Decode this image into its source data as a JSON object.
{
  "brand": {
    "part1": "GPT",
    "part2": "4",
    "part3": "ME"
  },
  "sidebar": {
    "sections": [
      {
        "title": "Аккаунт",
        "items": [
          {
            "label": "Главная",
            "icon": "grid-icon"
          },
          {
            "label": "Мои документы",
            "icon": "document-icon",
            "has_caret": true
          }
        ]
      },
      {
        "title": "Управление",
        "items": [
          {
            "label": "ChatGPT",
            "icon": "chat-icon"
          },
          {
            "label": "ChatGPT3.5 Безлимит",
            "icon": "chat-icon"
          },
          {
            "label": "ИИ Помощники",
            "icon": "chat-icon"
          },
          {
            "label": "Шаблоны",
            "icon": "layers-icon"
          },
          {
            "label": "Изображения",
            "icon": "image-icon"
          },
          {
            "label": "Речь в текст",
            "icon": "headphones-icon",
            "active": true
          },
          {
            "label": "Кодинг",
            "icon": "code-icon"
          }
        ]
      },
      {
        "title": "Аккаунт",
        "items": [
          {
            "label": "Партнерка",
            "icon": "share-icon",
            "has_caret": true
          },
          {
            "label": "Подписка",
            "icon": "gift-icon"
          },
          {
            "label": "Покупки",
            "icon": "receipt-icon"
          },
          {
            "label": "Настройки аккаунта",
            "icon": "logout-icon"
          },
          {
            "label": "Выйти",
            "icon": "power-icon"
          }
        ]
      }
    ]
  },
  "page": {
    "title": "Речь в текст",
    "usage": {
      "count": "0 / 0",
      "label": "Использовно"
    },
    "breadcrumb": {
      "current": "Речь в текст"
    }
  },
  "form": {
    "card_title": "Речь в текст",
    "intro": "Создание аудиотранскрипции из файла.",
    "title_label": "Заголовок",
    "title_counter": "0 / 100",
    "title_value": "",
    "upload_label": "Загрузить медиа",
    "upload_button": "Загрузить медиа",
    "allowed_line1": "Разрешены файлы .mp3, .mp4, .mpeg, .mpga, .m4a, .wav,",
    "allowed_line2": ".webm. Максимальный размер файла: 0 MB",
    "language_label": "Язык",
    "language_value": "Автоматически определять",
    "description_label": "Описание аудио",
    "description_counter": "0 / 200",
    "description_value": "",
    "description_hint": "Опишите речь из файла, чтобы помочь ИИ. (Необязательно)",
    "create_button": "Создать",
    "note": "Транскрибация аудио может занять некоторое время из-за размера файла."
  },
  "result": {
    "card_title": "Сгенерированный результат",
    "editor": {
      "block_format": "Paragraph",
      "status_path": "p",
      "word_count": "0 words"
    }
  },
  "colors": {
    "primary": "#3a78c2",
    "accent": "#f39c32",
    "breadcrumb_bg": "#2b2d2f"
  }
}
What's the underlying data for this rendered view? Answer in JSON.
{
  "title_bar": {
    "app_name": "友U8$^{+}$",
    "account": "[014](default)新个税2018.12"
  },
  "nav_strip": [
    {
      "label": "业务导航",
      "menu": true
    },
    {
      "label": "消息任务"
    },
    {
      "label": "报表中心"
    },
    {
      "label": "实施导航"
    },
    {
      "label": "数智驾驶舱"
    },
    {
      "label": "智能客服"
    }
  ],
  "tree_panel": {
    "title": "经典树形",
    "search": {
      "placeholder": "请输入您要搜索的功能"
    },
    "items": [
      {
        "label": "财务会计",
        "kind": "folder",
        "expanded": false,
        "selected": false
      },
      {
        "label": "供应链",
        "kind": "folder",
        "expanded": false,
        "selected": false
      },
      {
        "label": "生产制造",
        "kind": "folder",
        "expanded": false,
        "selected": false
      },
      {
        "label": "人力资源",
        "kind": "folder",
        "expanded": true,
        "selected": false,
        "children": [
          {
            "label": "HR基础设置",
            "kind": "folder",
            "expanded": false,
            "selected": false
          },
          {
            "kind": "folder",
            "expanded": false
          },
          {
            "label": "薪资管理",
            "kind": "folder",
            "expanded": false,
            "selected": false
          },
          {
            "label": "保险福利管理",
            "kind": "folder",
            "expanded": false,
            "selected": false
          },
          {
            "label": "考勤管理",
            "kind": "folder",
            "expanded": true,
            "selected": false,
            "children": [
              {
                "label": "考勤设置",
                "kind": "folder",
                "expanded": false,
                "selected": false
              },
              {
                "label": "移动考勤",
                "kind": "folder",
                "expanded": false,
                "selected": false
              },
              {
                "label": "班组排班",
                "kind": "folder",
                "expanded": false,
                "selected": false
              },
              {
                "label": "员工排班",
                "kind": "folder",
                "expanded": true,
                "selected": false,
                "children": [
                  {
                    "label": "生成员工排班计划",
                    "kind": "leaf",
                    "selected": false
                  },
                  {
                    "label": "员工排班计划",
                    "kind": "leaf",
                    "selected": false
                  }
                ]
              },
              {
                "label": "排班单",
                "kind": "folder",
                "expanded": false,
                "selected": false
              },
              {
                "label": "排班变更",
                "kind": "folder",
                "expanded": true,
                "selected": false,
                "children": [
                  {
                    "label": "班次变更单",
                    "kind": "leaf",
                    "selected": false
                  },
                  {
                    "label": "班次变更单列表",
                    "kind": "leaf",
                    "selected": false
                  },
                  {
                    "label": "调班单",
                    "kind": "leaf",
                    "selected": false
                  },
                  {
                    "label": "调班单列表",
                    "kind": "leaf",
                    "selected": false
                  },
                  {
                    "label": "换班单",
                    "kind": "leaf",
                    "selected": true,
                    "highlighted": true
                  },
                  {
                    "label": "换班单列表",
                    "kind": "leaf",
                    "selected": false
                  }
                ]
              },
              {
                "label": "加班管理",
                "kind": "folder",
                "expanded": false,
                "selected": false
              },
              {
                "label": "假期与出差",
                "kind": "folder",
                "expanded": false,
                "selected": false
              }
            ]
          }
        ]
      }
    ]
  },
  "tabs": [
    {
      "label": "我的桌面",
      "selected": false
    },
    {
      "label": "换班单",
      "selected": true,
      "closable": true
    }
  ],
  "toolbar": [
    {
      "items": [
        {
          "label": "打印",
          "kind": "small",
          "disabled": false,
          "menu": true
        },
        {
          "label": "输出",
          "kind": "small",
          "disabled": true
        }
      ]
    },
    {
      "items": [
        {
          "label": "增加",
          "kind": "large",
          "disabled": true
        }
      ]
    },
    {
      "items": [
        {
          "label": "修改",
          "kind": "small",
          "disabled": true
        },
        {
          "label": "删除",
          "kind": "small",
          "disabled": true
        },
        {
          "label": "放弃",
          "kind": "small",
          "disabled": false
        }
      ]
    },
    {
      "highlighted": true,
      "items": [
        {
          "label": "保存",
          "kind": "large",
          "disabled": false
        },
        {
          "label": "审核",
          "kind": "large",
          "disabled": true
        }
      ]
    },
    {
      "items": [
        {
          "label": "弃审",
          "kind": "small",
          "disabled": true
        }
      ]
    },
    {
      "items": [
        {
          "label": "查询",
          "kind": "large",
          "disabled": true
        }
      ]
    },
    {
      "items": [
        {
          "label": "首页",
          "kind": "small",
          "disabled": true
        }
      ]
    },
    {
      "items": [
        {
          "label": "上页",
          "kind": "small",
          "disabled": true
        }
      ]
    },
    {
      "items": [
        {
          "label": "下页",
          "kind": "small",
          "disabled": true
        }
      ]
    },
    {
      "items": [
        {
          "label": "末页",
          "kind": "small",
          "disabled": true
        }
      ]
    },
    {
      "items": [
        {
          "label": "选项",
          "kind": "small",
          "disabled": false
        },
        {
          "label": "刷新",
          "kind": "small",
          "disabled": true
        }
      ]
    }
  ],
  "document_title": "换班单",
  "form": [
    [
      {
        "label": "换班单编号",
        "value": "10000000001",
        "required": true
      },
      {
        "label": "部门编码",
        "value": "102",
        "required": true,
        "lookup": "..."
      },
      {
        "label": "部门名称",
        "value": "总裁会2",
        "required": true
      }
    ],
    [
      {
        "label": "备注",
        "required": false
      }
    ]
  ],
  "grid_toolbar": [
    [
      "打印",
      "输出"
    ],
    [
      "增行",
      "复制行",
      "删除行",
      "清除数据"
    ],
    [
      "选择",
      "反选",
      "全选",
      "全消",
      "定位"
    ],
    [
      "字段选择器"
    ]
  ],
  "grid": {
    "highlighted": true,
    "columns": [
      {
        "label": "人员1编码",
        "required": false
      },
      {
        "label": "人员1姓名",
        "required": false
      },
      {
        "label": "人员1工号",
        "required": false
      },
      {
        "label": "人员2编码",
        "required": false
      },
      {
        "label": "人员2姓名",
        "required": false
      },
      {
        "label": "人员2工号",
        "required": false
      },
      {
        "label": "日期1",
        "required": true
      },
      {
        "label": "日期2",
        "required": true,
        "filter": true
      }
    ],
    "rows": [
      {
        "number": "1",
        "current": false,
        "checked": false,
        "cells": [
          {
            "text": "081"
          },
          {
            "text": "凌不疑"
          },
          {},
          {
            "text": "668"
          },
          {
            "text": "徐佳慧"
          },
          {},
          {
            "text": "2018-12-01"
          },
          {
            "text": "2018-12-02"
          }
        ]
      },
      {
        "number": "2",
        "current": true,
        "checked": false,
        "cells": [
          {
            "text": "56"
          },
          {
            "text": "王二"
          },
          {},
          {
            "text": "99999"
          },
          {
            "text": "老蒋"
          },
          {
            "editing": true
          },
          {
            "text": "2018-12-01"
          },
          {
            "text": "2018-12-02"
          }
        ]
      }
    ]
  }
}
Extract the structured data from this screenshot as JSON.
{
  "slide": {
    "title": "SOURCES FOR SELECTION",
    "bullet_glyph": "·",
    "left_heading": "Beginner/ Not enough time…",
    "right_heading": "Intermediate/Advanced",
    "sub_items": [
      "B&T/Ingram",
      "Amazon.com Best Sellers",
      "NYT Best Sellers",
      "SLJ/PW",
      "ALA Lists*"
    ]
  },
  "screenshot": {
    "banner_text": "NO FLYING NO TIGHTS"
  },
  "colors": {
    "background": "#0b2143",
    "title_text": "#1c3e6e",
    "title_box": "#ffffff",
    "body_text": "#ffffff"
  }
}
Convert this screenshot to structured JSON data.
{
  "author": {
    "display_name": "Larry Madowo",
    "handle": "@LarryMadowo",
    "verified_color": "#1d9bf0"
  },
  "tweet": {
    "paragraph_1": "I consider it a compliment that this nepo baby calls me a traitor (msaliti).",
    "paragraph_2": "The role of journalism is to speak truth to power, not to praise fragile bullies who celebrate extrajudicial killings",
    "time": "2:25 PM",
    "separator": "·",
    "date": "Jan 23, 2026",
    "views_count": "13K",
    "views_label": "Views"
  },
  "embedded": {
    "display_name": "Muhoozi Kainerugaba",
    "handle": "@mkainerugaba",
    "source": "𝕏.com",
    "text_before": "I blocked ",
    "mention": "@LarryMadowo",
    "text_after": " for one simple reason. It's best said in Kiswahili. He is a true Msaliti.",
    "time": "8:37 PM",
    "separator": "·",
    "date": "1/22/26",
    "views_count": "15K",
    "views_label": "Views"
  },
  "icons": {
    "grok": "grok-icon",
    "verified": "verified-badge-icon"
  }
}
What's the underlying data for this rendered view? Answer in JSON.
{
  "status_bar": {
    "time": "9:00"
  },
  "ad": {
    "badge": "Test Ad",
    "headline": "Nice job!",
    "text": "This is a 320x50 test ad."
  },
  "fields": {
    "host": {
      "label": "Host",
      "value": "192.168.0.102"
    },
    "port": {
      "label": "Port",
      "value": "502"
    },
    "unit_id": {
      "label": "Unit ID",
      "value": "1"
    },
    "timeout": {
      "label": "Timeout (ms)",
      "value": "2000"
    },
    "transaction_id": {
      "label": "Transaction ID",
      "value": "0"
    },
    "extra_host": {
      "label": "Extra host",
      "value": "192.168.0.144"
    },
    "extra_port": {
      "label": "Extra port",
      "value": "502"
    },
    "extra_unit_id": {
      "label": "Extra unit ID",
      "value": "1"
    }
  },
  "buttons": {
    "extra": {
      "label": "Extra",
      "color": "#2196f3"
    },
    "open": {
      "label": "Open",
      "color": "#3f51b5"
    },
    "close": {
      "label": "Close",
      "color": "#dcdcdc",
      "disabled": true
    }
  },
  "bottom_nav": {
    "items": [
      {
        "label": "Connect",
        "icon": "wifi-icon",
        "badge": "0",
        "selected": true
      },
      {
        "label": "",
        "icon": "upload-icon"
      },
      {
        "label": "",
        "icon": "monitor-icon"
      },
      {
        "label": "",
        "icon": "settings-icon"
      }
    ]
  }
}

+++

*WHAT TO PRODUCE*: Determine how many lines of the listing above include the word "children", and report that number only.

*TASK SOLUTION*: 4